== Task input

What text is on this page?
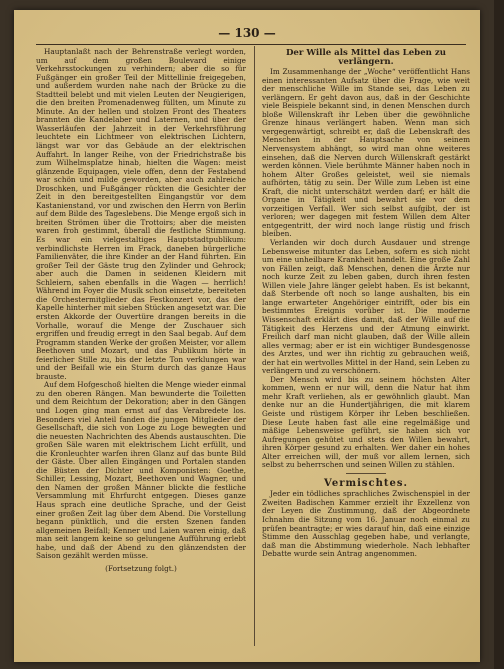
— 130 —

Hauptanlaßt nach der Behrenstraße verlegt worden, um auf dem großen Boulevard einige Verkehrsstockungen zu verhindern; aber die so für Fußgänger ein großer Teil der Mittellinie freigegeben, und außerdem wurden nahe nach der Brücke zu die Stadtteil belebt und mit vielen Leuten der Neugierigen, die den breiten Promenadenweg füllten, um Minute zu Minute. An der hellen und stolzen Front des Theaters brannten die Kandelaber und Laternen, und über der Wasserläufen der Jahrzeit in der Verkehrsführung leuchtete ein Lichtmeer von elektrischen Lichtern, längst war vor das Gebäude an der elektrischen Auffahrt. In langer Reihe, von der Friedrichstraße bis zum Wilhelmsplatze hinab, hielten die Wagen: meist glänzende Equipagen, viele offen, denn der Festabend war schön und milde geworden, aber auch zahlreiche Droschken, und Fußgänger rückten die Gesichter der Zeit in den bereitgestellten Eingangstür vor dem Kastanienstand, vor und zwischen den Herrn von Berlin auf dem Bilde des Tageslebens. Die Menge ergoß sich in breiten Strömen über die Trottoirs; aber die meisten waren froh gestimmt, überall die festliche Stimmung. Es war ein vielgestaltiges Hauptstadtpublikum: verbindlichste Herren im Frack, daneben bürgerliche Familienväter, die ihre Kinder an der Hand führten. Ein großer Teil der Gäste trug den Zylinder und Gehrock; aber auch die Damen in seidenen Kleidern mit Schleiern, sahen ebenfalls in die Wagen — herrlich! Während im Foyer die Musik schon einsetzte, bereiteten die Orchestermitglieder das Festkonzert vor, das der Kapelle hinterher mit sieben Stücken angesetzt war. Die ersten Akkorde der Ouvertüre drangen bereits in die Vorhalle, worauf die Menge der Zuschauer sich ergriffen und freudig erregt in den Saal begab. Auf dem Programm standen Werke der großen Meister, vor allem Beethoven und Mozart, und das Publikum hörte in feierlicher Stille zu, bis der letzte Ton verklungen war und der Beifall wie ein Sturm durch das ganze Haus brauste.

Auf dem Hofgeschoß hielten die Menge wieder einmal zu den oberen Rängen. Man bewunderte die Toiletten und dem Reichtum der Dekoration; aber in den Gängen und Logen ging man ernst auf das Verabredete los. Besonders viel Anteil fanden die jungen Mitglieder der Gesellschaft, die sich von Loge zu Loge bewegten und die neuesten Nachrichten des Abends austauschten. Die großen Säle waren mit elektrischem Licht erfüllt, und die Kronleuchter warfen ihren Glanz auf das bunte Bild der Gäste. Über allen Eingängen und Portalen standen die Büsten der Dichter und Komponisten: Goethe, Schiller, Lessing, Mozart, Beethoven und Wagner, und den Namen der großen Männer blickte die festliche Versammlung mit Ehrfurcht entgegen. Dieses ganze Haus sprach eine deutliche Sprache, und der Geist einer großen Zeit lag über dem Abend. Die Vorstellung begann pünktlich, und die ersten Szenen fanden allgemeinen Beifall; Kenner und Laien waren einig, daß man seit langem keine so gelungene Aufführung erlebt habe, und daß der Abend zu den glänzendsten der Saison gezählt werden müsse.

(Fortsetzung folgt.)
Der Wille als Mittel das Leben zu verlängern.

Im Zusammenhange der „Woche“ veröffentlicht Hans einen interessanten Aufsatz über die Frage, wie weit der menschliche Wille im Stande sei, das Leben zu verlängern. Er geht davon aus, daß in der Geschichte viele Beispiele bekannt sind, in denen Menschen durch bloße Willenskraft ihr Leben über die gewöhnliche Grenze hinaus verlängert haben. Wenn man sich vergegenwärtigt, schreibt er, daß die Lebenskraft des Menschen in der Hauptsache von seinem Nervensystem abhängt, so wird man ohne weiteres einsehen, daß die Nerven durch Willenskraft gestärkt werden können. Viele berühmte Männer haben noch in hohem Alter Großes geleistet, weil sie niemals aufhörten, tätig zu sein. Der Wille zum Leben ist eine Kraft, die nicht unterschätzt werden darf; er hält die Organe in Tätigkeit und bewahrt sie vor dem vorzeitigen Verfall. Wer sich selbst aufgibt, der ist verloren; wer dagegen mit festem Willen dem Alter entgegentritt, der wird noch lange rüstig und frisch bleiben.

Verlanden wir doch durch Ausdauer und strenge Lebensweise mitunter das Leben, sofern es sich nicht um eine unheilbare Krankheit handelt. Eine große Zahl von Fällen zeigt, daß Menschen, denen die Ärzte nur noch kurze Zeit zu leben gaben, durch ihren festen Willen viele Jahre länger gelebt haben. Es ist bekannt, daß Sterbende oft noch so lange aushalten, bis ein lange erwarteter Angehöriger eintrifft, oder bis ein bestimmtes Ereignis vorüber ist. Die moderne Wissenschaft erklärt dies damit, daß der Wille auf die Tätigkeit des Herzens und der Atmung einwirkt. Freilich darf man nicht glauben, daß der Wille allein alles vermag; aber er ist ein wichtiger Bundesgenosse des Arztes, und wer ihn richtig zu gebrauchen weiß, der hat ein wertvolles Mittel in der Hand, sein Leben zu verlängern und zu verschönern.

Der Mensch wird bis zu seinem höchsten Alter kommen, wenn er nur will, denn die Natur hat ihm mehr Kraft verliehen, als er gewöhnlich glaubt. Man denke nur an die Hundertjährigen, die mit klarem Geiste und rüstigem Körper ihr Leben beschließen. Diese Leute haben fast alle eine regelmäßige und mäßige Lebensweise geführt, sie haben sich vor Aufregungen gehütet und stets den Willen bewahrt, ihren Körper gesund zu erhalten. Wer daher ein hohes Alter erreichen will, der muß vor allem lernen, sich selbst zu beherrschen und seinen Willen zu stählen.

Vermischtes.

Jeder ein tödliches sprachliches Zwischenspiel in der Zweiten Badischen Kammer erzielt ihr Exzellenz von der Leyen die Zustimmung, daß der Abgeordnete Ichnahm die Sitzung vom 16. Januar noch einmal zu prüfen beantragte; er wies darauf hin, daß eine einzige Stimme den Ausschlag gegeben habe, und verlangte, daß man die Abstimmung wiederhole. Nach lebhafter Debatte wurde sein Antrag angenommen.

====

Please give the entries above again exactly as written, leaving out any pictures.

What text is on this page?
— 130 —

Hauptanlaßt nach der Behrenstraße verlegt worden, um auf dem großen Boulevard einige Verkehrsstockungen zu verhindern; aber die so für Fußgänger ein großer Teil der Mittellinie freigegeben, und außerdem wurden nahe nach der Brücke zu die Stadtteil belebt und mit vielen Leuten der Neugierigen, die den breiten Promenadenweg füllten, um Minute zu Minute. An der hellen und stolzen Front des Theaters brannten die Kandelaber und Laternen, und über der Wasserläufen der Jahrzeit in der Verkehrsführung leuchtete ein Lichtmeer von elektrischen Lichtern, längst war vor das Gebäude an der elektrischen Auffahrt. In langer Reihe, von der Friedrichstraße bis zum Wilhelmsplatze hinab, hielten die Wagen: meist glänzende Equipagen, viele offen, denn der Festabend war schön und milde geworden, aber auch zahlreiche Droschken, und Fußgänger rückten die Gesichter der Zeit in den bereitgestellten Eingangstür vor dem Kastanienstand, vor und zwischen den Herrn von Berlin auf dem Bilde des Tageslebens. Die Menge ergoß sich in breiten Strömen über die Trottoirs; aber die meisten waren froh gestimmt, überall die festliche Stimmung. Es war ein vielgestaltiges Hauptstadtpublikum: verbindlichste Herren im Frack, daneben bürgerliche Familienväter, die ihre Kinder an der Hand führten. Ein großer Teil der Gäste trug den Zylinder und Gehrock; aber auch die Damen in seidenen Kleidern mit Schleiern, sahen ebenfalls in die Wagen — herrlich! Während im Foyer die Musik schon einsetzte, bereiteten die Orchestermitglieder das Festkonzert vor, das der Kapelle hinterher mit sieben Stücken angesetzt war. Die ersten Akkorde der Ouvertüre drangen bereits in die Vorhalle, worauf die Menge der Zuschauer sich ergriffen und freudig erregt in den Saal begab. Auf dem Programm standen Werke der großen Meister, vor allem Beethoven und Mozart, und das Publikum hörte in feierlicher Stille zu, bis der letzte Ton verklungen war und der Beifall wie ein Sturm durch das ganze Haus brauste.

Auf dem Hofgeschoß hielten die Menge wieder einmal zu den oberen Rängen. Man bewunderte die Toiletten und dem Reichtum der Dekoration; aber in den Gängen und Logen ging man ernst auf das Verabredete los. Besonders viel Anteil fanden die jungen Mitglieder der Gesellschaft, die sich von Loge zu Loge bewegten und die neuesten Nachrichten des Abends austauschten. Die großen Säle waren mit elektrischem Licht erfüllt, und die Kronleuchter warfen ihren Glanz auf das bunte Bild der Gäste. Über allen Eingängen und Portalen standen die Büsten der Dichter und Komponisten: Goethe, Schiller, Lessing, Mozart, Beethoven und Wagner, und den Namen der großen Männer blickte die festliche Versammlung mit Ehrfurcht entgegen. Dieses ganze Haus sprach eine deutliche Sprache, und der Geist einer großen Zeit lag über dem Abend. Die Vorstellung begann pünktlich, und die ersten Szenen fanden allgemeinen Beifall; Kenner und Laien waren einig, daß man seit langem keine so gelungene Aufführung erlebt habe, und daß der Abend zu den glänzendsten der Saison gezählt werden müsse.

(Fortsetzung folgt.)
Der Wille als Mittel das Leben zu verlängern.

Im Zusammenhange der „Woche“ veröffentlicht Hans einen interessanten Aufsatz über die Frage, wie weit der menschliche Wille im Stande sei, das Leben zu verlängern. Er geht davon aus, daß in der Geschichte viele Beispiele bekannt sind, in denen Menschen durch bloße Willenskraft ihr Leben über die gewöhnliche Grenze hinaus verlängert haben. Wenn man sich vergegenwärtigt, schreibt er, daß die Lebenskraft des Menschen in der Hauptsache von seinem Nervensystem abhängt, so wird man ohne weiteres einsehen, daß die Nerven durch Willenskraft gestärkt werden können. Viele berühmte Männer haben noch in hohem Alter Großes geleistet, weil sie niemals aufhörten, tätig zu sein. Der Wille zum Leben ist eine Kraft, die nicht unterschätzt werden darf; er hält die Organe in Tätigkeit und bewahrt sie vor dem vorzeitigen Verfall. Wer sich selbst aufgibt, der ist verloren; wer dagegen mit festem Willen dem Alter entgegentritt, der wird noch lange rüstig und frisch bleiben.

Verlanden wir doch durch Ausdauer und strenge Lebensweise mitunter das Leben, sofern es sich nicht um eine unheilbare Krankheit handelt. Eine große Zahl von Fällen zeigt, daß Menschen, denen die Ärzte nur noch kurze Zeit zu leben gaben, durch ihren festen Willen viele Jahre länger gelebt haben. Es ist bekannt, daß Sterbende oft noch so lange aushalten, bis ein lange erwarteter Angehöriger eintrifft, oder bis ein bestimmtes Ereignis vorüber ist. Die moderne Wissenschaft erklärt dies damit, daß der Wille auf die Tätigkeit des Herzens und der Atmung einwirkt. Freilich darf man nicht glauben, daß der Wille allein alles vermag; aber er ist ein wichtiger Bundesgenosse des Arztes, und wer ihn richtig zu gebrauchen weiß, der hat ein wertvolles Mittel in der Hand, sein Leben zu verlängern und zu verschönern.

Der Mensch wird bis zu seinem höchsten Alter kommen, wenn er nur will, denn die Natur hat ihm mehr Kraft verliehen, als er gewöhnlich glaubt. Man denke nur an die Hundertjährigen, die mit klarem Geiste und rüstigem Körper ihr Leben beschließen. Diese Leute haben fast alle eine regelmäßige und mäßige Lebensweise geführt, sie haben sich vor Aufregungen gehütet und stets den Willen bewahrt, ihren Körper gesund zu erhalten. Wer daher ein hohes Alter erreichen will, der muß vor allem lernen, sich selbst zu beherrschen und seinen Willen zu stählen.

Vermischtes.

Jeder ein tödliches sprachliches Zwischenspiel in der Zweiten Badischen Kammer erzielt ihr Exzellenz von der Leyen die Zustimmung, daß der Abgeordnete Ichnahm die Sitzung vom 16. Januar noch einmal zu prüfen beantragte; er wies darauf hin, daß eine einzige Stimme den Ausschlag gegeben habe, und verlangte, daß man die Abstimmung wiederhole. Nach lebhafter Debatte wurde sein Antrag angenommen.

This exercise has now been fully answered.